§ **STATED PROBLEM 1**:
Sum up the article on the CLARITY Act in two sentences.
§ **STATED PROBLEM 2**:
Write the next part of the article on the CLARITY Act, picking up after its last sentence.

§ **TEXT BLOCK**:
______________________________

On Friday, Grayscale Research revealed that prediction market Polymarket currently places the odds of the CLARITY Act passing in 2026 at approximately 67%.
The legislation has become one of the most important crypto regulatory proposals in recent U.S. history. Grayscale described the bill as a potential end to years of lawsuits, overlapping oversight, and legal uncertainty that have shaped the digital asset industry.
🆕 Grayscale Research: @Polymarket has CLARITY at ~67% to pass in 2026.
A decade of reg-by-enforcement gets replaced with a clean SEC/CFTC split: investment contracts vs. digital commodities.
Next gate: Senate Banking markup before July recess.
Read the latest from @LowBeta on… pic.twitter.com/1gzIXMq5fN
— Grayscale (@Grayscale) May 8, 2026
At the same time, Coinbase Chief Legal Officer Paul Grewal recently stated at Consensus 2026 that he expects the CLARITY Act to pass by summer. Speaking during a panel discussion, Grewal argued that the banking system and regulators increasingly need to embrace the direction the market is already moving toward.
What the CLARITY Act Would Change
The CLARITY Act aims to establish a clearer regulatory framework for digital assets in the United States. One of its core objectives is to establish a clearer division of authority between the Securities and Exchange Commission (SEC) and the Commodity Futures Trading Commission (CFTC).

______________________________

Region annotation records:
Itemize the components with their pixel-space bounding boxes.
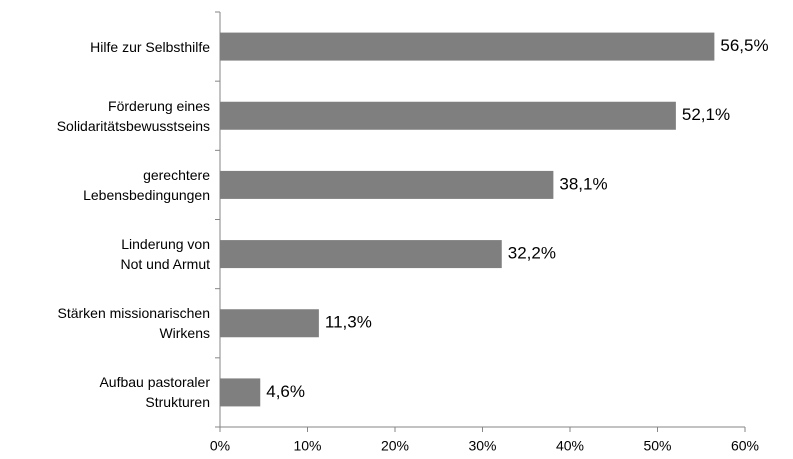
value-label: 11,3% bbox=[325, 313, 372, 332]
x-tick-label: 20% bbox=[381, 438, 409, 454]
x-tick-label: 50% bbox=[643, 438, 671, 454]
category-label: Linderung von Not und Armut bbox=[120, 236, 211, 273]
x-tick-label: 10% bbox=[293, 438, 321, 454]
bar bbox=[220, 101, 676, 130]
x-tick-label: 60% bbox=[731, 438, 759, 454]
category-label: Aufbau pastoraler Strukturen bbox=[99, 374, 210, 411]
category-label: Hilfe zur Selbsthilfe bbox=[90, 38, 210, 55]
bar bbox=[220, 378, 261, 407]
bar bbox=[220, 32, 715, 61]
category-label: gerechtere Lebensbedingungen bbox=[83, 166, 210, 203]
value-label: 56,5% bbox=[720, 36, 768, 55]
bar bbox=[220, 170, 554, 199]
value-label: 52,1% bbox=[682, 105, 730, 124]
category-label: Stärken missionarischen Wirkens bbox=[57, 305, 210, 342]
category-label: Förderung eines Solidaritätsbewusstseins bbox=[56, 97, 210, 134]
value-label: 4,6% bbox=[266, 382, 305, 401]
bar bbox=[220, 240, 502, 269]
x-tick-label: 40% bbox=[556, 438, 584, 454]
x-tick-label: 0% bbox=[210, 438, 230, 454]
value-label: 38,1% bbox=[559, 174, 607, 193]
bar bbox=[220, 309, 319, 338]
value-label: 32,2% bbox=[508, 244, 556, 263]
x-tick-label: 30% bbox=[468, 438, 496, 454]
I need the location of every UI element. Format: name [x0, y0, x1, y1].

______________________________

§ **ANSWER 1**:
Grayscale Research reported that the prediction market Polymarket puts the odds of the CLARITY Act passing in 2026 at about 67%, calling the bill a potential end to years of lawsuits, overlapping oversight, and legal uncertainty in the digital asset industry. Coinbase Chief Legal Officer Paul Grewal said at Consensus 2026 that he expects the act to pass by summer, and the act aims to set a clearer regulatory framework that divides authority between the SEC and the CFTC.

§ **ANSWER 2**:
Under the proposed framework, digital assets classified as investment contracts would fall under SEC oversight. Conversely, decentralized digital commodities would largely fall under the jurisdiction of the CFTC.
That distinction has become one of the crypto industry’s biggest regulatory battles over the past several years. Many crypto firms have argued that the absence of clear definitions has created a hostile operating environment. In that atmosphere, companies often face enforcement actions before comprehensive rules are established.
For much of the industry, the CLARITY Act represents more than regulatory reform. It has been touted as the legal foundation necessary for long-term blockchain adoption and institutional participation within U.S. markets. Meanwhile, both the crypto industry and major financial institutions are increasingly positioning themselves for a more crypto-friendly regulatory environment.
Wall Street’s Blockchain Expansion Signals Growing Confidence
Recent CoinRemark coverage highlighted how major Wall Street firms are rapidly expanding their blockchain and crypto operations. JPMorgan, Morgan Stanley, Citibank, and Bank of America have recently posted dozens of crypto-related job openings. The roles advertised span compliance, infrastructure, custody, trading systems, and blockchain strategy. That hiring wave increasingly appears connected to expectations of future regulatory progress.
Large financial institutions rarely expand aggressively into sectors they believe will remain legally uncertain for the long term. As a result, Wall Street’s growing blockchain push suggests increasing confidence that the CLARITY Act would eventually provide the regulatory framework needed for deeper institutional participation.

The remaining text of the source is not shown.